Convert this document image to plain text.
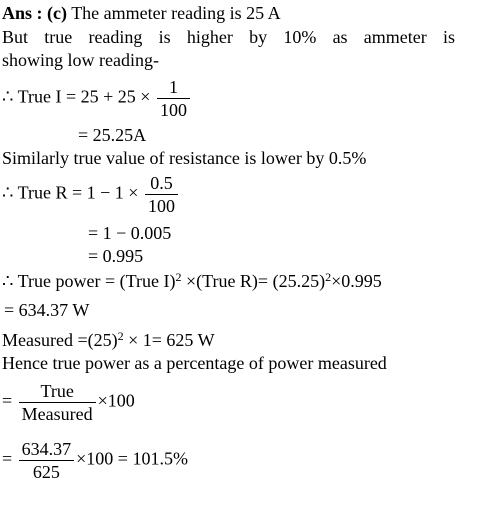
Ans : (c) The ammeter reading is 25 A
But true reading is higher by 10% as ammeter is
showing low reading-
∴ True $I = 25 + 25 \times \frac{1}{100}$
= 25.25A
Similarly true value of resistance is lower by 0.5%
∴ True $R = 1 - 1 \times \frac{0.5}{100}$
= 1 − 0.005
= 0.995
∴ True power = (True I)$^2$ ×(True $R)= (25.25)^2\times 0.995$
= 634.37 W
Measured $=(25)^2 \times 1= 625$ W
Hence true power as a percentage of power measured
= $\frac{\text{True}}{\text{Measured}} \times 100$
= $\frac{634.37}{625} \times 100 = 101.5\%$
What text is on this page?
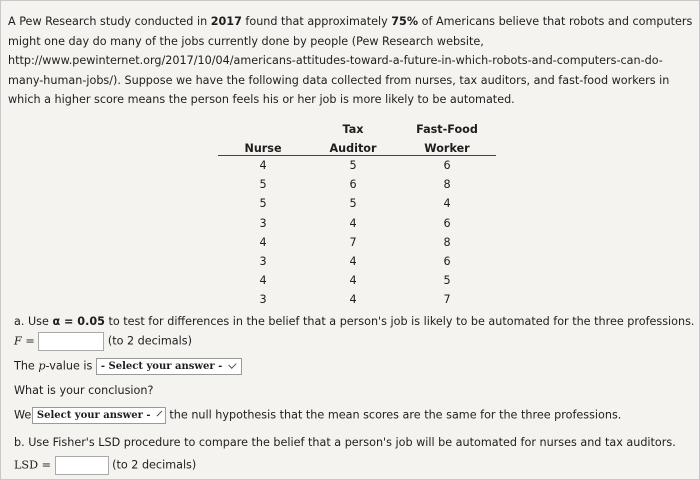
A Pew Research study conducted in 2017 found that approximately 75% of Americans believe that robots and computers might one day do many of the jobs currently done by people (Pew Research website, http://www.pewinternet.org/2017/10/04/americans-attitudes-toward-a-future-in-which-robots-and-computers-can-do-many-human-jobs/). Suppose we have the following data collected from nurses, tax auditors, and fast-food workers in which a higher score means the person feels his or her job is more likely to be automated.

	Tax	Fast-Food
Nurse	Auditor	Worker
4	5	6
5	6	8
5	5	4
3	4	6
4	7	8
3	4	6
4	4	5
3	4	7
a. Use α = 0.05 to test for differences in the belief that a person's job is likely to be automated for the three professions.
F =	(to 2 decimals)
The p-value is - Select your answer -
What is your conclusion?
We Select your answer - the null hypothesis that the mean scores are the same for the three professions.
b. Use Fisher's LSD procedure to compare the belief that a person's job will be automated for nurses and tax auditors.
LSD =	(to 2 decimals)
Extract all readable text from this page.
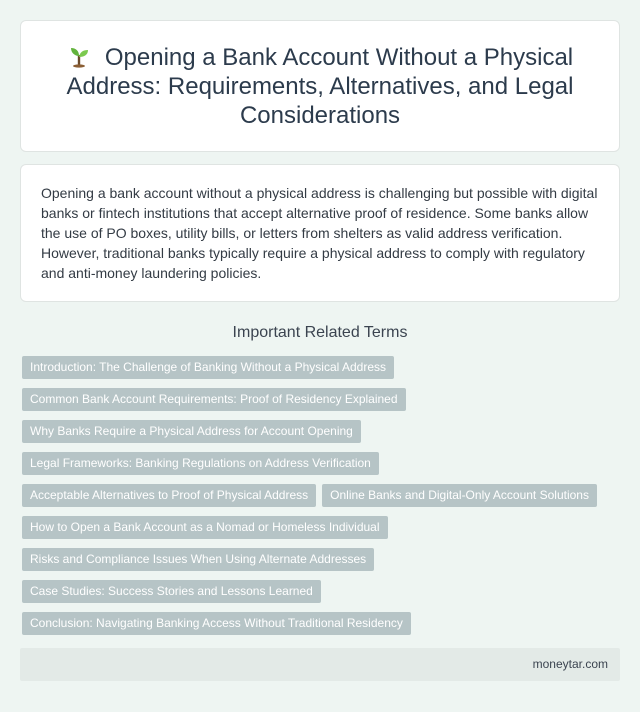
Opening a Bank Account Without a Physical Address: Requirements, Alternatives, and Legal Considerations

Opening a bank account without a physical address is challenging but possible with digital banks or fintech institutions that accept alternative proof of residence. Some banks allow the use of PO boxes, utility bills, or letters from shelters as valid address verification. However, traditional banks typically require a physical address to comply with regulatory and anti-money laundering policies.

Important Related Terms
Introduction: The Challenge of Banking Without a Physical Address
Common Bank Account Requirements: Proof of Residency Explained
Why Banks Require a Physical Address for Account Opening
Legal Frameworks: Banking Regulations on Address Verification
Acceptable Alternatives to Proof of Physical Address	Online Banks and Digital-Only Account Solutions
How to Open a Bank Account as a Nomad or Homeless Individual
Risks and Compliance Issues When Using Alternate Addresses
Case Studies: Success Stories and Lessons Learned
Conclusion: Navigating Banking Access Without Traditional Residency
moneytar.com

Description of the task:
Write out word for word every line from the line with "Extract all readable text from this page." through the final line of the records, both included, skipping the pictures.

Correct result:
Extract all readable text from this page.
Opening a Bank Account Without a Physical Address: Requirements, Alternatives, and Legal Considerations

Opening a bank account without a physical address is challenging but possible with digital banks or fintech institutions that accept alternative proof of residence. Some banks allow the use of PO boxes, utility bills, or letters from shelters as valid address verification. However, traditional banks typically require a physical address to comply with regulatory and anti-money laundering policies.

Important Related Terms
Introduction: The Challenge of Banking Without a Physical Address
Common Bank Account Requirements: Proof of Residency Explained
Why Banks Require a Physical Address for Account Opening
Legal Frameworks: Banking Regulations on Address Verification
Acceptable Alternatives to Proof of Physical Address	Online Banks and Digital-Only Account Solutions
How to Open a Bank Account as a Nomad or Homeless Individual
Risks and Compliance Issues When Using Alternate Addresses
Case Studies: Success Stories and Lessons Learned
Conclusion: Navigating Banking Access Without Traditional Residency
moneytar.com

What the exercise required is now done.